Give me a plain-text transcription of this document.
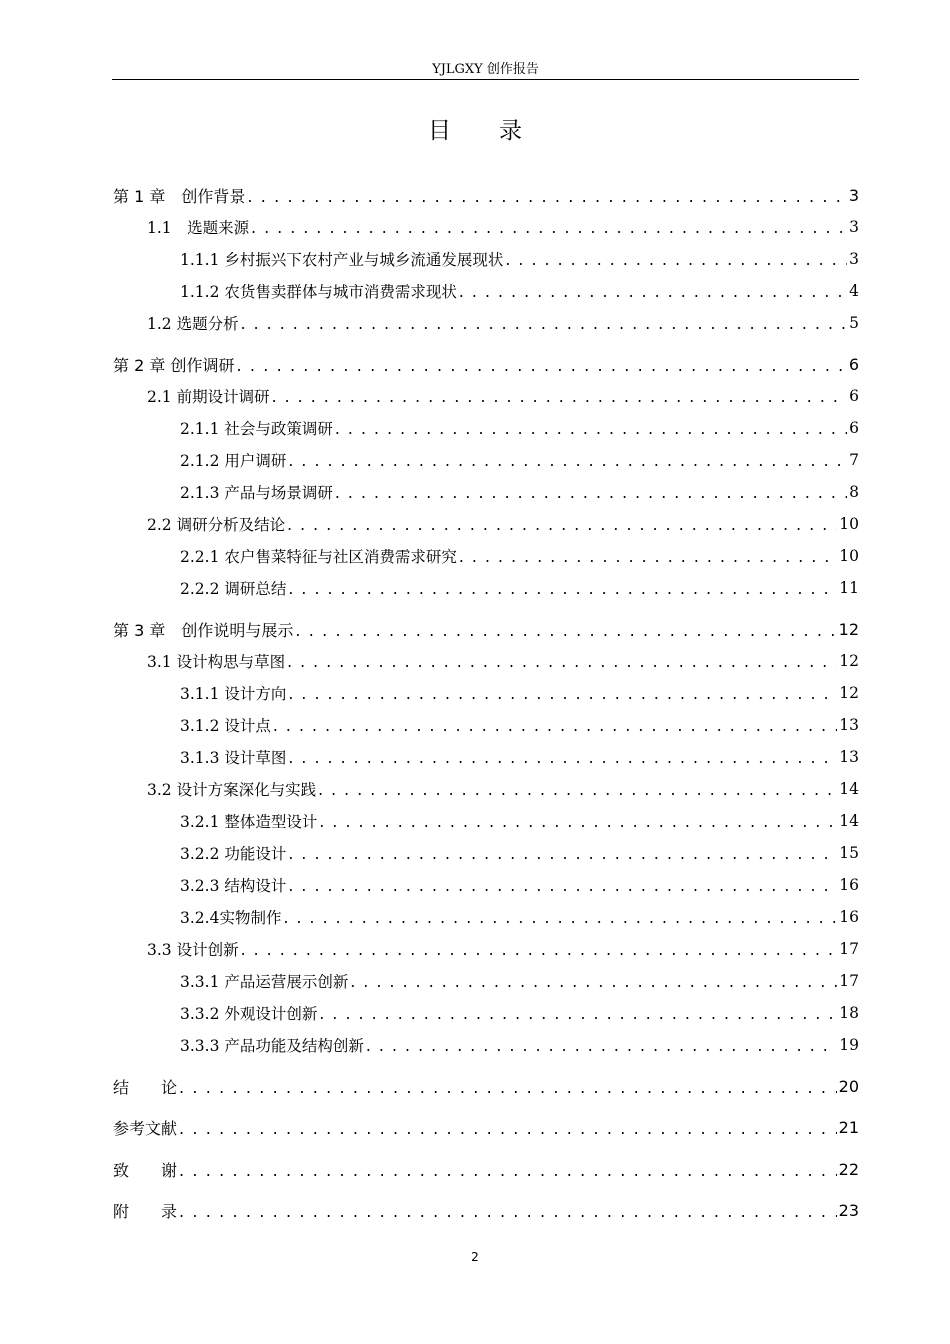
YJLGXY 创作报告
目 录
第 1 章　创作背景 . . .	3
1.1　选题来源 . . .	3
1.1.1 乡村振兴下农村产业与城乡流通发展现状 . . .	3
1.1.2 农货售卖群体与城市消费需求现状 . . .	4
1.2 选题分析 . . .	5
第 2 章 创作调研 . . .	6
2.1 前期设计调研 . . .	6
2.1.1 社会与政策调研 . . .	6
2.1.2 用户调研 . . .	7
2.1.3 产品与场景调研 . . .	8
2.2 调研分析及结论 . . .	10
2.2.1 农户售菜特征与社区消费需求研究 . . .	10
2.2.2 调研总结 . . .	11
第 3 章　创作说明与展示 . . .	12
3.1 设计构思与草图 . . .	12
3.1.1 设计方向 . . .	12
3.1.2 设计点 . . .	13
3.1.3 设计草图 . . .	13
3.2 设计方案深化与实践 . . .	14
3.2.1 整体造型设计 . . .	14
3.2.2 功能设计 . . .	15
3.2.3 结构设计 . . .	16
3.2.4实物制作 . . .	16
3.3 设计创新 . . .	17
3.3.1 产品运营展示创新 . . .	17
3.3.2 外观设计创新 . . .	18
3.3.3 产品功能及结构创新 . . .	19
结　　论 . . .	20
参考文献 . . .	21
致　　谢 . . .	22
附　　录 . . .	23
2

■ ■ ■ ■ ■

TO DO
Copy the material above in full and exactly, skipping pictures.

RESPONSE FOR THIS EXERCISE
Give me a plain-text transcription of this document.
YJLGXY 创作报告
目 录
第 1 章　创作背景 . . .	3
1.1　选题来源 . . .	3
1.1.1 乡村振兴下农村产业与城乡流通发展现状 . . .	3
1.1.2 农货售卖群体与城市消费需求现状 . . .	4
1.2 选题分析 . . .	5
第 2 章 创作调研 . . .	6
2.1 前期设计调研 . . .	6
2.1.1 社会与政策调研 . . .	6
2.1.2 用户调研 . . .	7
2.1.3 产品与场景调研 . . .	8
2.2 调研分析及结论 . . .	10
2.2.1 农户售菜特征与社区消费需求研究 . . .	10
2.2.2 调研总结 . . .	11
第 3 章　创作说明与展示 . . .	12
3.1 设计构思与草图 . . .	12
3.1.1 设计方向 . . .	12
3.1.2 设计点 . . .	13
3.1.3 设计草图 . . .	13
3.2 设计方案深化与实践 . . .	14
3.2.1 整体造型设计 . . .	14
3.2.2 功能设计 . . .	15
3.2.3 结构设计 . . .	16
3.2.4实物制作 . . .	16
3.3 设计创新 . . .	17
3.3.1 产品运营展示创新 . . .	17
3.3.2 外观设计创新 . . .	18
3.3.3 产品功能及结构创新 . . .	19
结　　论 . . .	20
参考文献 . . .	21
致　　谢 . . .	22
附　　录 . . .	23
2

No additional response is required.